## [Problem to work on]
Show only lines that include "bosing".

[START Raw data]

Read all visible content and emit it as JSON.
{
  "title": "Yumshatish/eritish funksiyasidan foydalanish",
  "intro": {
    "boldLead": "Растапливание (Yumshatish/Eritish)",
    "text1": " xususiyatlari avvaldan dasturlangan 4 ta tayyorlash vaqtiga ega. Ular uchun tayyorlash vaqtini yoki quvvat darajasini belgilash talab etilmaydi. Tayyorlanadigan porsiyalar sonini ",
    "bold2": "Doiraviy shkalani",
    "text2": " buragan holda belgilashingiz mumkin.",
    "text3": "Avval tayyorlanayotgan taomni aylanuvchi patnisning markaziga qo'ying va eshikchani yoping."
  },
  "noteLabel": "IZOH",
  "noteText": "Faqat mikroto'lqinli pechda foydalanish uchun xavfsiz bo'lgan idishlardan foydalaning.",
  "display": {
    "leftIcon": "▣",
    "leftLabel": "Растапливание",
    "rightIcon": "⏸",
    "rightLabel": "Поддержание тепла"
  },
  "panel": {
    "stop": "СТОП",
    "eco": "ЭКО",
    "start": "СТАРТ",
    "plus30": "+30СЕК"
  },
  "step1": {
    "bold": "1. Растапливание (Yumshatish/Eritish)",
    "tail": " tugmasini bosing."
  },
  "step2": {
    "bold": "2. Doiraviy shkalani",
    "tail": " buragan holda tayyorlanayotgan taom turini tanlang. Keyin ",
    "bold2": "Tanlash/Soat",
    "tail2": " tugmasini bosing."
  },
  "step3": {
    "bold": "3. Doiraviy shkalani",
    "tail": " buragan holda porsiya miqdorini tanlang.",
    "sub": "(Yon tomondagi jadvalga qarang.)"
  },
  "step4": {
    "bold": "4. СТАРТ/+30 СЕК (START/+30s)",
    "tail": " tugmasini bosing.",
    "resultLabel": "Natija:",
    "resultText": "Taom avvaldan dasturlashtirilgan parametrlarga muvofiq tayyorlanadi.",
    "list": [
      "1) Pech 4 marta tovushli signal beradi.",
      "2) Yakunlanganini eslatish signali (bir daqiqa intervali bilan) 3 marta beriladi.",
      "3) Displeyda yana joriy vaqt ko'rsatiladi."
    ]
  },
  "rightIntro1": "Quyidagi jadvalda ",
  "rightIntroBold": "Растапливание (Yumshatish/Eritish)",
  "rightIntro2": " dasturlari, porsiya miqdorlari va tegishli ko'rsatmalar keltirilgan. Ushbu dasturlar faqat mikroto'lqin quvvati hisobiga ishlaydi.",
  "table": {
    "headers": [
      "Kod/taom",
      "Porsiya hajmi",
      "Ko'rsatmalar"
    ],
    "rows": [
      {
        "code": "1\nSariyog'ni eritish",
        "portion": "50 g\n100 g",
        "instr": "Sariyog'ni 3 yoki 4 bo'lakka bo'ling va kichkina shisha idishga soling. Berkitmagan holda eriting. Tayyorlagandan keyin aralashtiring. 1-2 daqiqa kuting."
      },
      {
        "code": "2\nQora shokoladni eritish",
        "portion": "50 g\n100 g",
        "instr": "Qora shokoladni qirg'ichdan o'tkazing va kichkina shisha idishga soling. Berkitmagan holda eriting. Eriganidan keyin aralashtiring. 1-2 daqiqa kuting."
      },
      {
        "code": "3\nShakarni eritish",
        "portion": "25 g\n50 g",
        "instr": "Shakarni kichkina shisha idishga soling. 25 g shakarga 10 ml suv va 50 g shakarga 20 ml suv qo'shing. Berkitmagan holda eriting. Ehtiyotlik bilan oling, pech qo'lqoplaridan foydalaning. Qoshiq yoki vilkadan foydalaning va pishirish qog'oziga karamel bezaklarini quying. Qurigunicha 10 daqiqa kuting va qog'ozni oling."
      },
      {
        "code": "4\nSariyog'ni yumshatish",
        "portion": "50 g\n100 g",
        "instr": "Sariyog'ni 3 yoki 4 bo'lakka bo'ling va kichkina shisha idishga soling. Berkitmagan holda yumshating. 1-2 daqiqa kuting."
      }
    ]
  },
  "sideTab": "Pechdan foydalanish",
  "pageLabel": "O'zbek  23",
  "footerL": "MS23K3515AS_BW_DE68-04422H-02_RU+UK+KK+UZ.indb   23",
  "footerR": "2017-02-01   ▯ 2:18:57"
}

[END Raw data]

## [Finished answer]
    "tail": " tugmasini bosing."
    "tail2": " tugmasini bosing."
    "tail": " tugmasini bosing.",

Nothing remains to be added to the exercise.